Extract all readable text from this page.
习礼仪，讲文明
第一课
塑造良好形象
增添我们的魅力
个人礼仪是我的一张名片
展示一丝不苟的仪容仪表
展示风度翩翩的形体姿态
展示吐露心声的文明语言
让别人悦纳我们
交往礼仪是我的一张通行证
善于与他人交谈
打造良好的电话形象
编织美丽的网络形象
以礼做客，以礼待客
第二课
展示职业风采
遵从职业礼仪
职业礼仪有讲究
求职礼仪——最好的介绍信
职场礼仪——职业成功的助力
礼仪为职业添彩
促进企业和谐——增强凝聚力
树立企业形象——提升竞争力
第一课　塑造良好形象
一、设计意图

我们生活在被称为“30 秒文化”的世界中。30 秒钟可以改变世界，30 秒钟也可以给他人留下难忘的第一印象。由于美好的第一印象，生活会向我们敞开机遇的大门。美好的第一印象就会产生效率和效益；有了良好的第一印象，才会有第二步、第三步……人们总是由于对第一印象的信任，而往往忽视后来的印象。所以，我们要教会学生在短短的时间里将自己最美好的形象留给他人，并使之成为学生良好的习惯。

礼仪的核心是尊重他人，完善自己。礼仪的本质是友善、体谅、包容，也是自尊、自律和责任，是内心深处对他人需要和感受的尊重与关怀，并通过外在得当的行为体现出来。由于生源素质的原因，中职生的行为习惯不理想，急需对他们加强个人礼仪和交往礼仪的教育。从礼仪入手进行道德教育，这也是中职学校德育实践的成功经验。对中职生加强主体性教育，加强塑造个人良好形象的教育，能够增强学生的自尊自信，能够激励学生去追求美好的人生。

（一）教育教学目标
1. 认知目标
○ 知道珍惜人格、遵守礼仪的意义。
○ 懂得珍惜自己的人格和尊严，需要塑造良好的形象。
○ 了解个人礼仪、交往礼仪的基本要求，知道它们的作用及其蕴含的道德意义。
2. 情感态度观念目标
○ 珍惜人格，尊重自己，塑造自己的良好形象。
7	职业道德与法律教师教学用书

..............................

Your goal – Nothing should be left out: repeat all of the data exactly.

Correct answer –
Extract all readable text from this page.
习礼仪，讲文明
第一课
塑造良好形象
增添我们的魅力
个人礼仪是我的一张名片
展示一丝不苟的仪容仪表
展示风度翩翩的形体姿态
展示吐露心声的文明语言
让别人悦纳我们
交往礼仪是我的一张通行证
善于与他人交谈
打造良好的电话形象
编织美丽的网络形象
以礼做客，以礼待客
第二课
展示职业风采
遵从职业礼仪
职业礼仪有讲究
求职礼仪——最好的介绍信
职场礼仪——职业成功的助力
礼仪为职业添彩
促进企业和谐——增强凝聚力
树立企业形象——提升竞争力
第一课　塑造良好形象
一、设计意图

我们生活在被称为“30 秒文化”的世界中。30 秒钟可以改变世界，30 秒钟也可以给他人留下难忘的第一印象。由于美好的第一印象，生活会向我们敞开机遇的大门。美好的第一印象就会产生效率和效益；有了良好的第一印象，才会有第二步、第三步……人们总是由于对第一印象的信任，而往往忽视后来的印象。所以，我们要教会学生在短短的时间里将自己最美好的形象留给他人，并使之成为学生良好的习惯。

礼仪的核心是尊重他人，完善自己。礼仪的本质是友善、体谅、包容，也是自尊、自律和责任，是内心深处对他人需要和感受的尊重与关怀，并通过外在得当的行为体现出来。由于生源素质的原因，中职生的行为习惯不理想，急需对他们加强个人礼仪和交往礼仪的教育。从礼仪入手进行道德教育，这也是中职学校德育实践的成功经验。对中职生加强主体性教育，加强塑造个人良好形象的教育，能够增强学生的自尊自信，能够激励学生去追求美好的人生。

（一）教育教学目标
1. 认知目标
○ 知道珍惜人格、遵守礼仪的意义。
○ 懂得珍惜自己的人格和尊严，需要塑造良好的形象。
○ 了解个人礼仪、交往礼仪的基本要求，知道它们的作用及其蕴含的道德意义。
2. 情感态度观念目标
○ 珍惜人格，尊重自己，塑造自己的良好形象。
7	职业道德与法律教师教学用书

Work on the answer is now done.